---------- Task data ----------
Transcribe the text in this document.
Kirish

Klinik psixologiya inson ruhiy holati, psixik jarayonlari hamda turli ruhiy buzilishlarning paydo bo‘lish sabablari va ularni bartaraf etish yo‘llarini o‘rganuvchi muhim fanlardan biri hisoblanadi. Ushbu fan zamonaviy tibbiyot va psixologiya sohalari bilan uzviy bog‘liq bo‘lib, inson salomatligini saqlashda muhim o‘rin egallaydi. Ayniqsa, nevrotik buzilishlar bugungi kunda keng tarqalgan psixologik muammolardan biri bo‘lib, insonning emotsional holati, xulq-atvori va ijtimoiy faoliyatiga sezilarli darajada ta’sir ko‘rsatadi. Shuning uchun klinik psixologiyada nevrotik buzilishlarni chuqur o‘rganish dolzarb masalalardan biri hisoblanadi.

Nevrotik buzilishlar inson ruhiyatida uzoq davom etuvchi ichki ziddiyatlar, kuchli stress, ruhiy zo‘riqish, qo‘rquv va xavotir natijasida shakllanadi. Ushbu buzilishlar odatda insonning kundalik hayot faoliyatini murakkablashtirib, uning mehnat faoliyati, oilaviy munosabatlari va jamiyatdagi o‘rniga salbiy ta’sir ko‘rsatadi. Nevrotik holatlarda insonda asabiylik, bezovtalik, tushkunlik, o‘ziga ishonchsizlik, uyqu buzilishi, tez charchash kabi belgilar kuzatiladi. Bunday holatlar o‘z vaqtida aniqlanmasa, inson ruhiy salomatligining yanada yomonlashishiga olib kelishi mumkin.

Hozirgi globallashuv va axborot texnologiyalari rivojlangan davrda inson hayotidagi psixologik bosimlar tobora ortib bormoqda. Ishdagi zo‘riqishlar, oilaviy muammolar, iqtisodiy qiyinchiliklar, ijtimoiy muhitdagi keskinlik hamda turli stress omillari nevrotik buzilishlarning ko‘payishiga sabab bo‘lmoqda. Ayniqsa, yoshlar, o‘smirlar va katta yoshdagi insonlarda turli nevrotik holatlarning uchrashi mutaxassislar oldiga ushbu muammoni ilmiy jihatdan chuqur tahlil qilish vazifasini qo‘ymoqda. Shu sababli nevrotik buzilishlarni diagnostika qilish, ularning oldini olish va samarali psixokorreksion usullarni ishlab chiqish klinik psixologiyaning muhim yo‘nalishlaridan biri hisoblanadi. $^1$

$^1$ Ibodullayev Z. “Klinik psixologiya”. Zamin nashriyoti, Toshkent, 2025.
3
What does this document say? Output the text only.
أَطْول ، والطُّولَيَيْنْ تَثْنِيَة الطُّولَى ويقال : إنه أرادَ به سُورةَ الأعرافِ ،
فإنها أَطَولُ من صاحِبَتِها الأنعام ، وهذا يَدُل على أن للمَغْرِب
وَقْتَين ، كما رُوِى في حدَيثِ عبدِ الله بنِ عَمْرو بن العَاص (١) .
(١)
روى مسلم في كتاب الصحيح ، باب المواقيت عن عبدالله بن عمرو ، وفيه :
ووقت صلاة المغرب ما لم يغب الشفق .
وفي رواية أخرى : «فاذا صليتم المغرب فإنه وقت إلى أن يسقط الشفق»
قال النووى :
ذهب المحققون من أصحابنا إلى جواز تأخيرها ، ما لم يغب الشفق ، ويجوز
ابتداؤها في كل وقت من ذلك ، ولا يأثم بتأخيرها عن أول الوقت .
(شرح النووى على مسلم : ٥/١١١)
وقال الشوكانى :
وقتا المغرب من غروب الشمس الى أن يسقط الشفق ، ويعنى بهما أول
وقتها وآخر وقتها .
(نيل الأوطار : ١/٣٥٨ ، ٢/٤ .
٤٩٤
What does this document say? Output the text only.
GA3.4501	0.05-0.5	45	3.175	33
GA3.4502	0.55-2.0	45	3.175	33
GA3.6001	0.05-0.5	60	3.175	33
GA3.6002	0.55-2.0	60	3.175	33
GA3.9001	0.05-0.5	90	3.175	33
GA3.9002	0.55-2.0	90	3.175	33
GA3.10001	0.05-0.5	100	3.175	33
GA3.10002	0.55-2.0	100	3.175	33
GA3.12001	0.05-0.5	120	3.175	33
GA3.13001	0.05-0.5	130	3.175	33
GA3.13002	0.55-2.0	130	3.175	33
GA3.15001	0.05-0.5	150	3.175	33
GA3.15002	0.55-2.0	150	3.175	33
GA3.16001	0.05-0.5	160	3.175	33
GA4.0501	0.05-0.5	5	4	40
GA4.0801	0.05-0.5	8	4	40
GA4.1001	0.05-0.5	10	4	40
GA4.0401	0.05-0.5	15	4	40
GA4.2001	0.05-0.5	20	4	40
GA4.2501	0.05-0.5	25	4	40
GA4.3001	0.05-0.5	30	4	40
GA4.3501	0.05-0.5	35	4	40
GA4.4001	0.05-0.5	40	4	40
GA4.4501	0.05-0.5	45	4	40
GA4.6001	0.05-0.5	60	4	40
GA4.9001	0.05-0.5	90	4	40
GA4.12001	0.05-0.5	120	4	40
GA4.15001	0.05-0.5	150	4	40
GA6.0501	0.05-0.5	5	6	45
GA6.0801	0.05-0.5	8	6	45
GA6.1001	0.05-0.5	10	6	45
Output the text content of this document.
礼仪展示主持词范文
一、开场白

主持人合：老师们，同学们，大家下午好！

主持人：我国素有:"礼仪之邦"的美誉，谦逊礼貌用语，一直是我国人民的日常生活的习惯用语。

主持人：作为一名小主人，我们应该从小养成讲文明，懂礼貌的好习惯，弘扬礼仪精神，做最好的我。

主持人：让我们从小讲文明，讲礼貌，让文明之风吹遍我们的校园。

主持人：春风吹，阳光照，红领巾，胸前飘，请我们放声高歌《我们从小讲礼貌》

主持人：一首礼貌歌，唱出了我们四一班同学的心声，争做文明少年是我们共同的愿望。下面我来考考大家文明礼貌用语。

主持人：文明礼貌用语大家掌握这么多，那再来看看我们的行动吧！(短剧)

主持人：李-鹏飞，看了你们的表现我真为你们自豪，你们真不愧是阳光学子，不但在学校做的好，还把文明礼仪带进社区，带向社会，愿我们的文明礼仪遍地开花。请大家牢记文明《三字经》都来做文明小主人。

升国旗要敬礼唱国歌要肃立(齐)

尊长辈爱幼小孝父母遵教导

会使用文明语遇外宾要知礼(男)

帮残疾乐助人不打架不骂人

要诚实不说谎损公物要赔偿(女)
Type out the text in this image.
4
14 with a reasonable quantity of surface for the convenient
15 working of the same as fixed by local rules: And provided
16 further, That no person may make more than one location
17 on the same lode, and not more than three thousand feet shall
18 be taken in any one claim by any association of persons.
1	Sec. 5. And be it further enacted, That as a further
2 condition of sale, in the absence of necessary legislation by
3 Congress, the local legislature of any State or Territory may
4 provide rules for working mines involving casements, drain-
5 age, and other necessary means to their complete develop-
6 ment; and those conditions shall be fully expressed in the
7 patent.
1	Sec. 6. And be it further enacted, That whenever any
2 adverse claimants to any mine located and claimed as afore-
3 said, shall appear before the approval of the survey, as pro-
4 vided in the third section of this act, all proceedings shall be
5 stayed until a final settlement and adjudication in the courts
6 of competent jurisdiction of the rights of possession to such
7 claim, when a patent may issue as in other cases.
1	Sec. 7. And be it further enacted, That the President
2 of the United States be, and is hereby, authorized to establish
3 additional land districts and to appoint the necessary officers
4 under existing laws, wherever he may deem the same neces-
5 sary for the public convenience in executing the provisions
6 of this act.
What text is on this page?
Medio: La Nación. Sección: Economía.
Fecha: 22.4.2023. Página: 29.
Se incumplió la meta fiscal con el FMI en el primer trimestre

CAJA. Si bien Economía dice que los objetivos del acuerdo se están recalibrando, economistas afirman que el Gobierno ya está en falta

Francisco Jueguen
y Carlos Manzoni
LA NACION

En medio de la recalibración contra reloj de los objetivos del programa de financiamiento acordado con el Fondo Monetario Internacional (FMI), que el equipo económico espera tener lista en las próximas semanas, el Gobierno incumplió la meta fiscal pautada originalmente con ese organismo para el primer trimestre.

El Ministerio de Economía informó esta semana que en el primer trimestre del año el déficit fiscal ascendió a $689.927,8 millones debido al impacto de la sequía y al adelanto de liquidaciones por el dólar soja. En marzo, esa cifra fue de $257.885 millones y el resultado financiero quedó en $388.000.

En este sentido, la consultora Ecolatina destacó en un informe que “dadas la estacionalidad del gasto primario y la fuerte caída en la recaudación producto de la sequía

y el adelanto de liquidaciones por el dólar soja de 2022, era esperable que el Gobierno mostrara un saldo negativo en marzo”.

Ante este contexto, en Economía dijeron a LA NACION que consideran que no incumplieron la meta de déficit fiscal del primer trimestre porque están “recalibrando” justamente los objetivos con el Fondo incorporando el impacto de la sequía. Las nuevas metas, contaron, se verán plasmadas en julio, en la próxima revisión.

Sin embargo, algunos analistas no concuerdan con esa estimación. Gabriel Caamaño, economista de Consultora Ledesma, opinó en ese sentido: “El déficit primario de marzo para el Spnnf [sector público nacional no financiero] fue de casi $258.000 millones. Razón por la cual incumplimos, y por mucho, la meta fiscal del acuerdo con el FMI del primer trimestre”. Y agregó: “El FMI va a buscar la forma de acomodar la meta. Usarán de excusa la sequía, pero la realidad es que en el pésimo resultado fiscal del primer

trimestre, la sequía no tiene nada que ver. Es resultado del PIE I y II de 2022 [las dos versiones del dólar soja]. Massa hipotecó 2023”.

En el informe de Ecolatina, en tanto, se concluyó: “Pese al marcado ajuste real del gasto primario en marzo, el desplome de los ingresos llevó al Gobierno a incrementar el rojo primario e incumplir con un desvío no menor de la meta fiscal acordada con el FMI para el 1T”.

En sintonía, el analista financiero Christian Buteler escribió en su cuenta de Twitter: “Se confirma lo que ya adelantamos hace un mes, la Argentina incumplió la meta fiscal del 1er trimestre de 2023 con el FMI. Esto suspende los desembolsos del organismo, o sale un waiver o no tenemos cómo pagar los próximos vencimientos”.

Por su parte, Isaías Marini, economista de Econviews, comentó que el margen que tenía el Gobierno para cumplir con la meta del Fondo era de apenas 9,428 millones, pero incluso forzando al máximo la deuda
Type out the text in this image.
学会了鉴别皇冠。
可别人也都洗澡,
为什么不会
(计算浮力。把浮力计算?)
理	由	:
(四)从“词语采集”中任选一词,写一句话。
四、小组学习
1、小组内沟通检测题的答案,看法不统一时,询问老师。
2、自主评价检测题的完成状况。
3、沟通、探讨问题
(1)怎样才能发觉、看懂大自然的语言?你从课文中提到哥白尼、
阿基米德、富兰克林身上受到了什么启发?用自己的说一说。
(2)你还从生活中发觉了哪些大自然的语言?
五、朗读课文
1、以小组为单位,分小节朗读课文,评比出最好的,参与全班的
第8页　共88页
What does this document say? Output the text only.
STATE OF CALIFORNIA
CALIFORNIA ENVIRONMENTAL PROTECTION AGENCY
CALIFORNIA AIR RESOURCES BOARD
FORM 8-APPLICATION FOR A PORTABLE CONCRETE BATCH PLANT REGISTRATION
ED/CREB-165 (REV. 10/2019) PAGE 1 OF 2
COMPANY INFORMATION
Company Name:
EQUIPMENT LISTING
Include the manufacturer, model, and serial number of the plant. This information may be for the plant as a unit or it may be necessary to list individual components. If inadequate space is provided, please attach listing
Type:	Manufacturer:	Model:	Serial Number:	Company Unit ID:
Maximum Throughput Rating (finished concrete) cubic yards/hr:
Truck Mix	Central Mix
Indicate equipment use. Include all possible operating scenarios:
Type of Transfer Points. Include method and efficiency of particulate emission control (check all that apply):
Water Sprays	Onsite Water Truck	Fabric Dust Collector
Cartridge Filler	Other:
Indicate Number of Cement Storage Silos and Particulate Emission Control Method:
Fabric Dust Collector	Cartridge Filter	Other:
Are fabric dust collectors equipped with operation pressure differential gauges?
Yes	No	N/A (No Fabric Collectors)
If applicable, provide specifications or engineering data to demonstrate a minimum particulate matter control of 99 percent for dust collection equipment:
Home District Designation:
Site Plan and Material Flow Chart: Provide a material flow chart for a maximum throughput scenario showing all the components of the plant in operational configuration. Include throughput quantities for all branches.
----------
Directions - Of all the lines in the listing above, how many contain the word "recalibrando"? Answer with the number alone.

Finished task - 2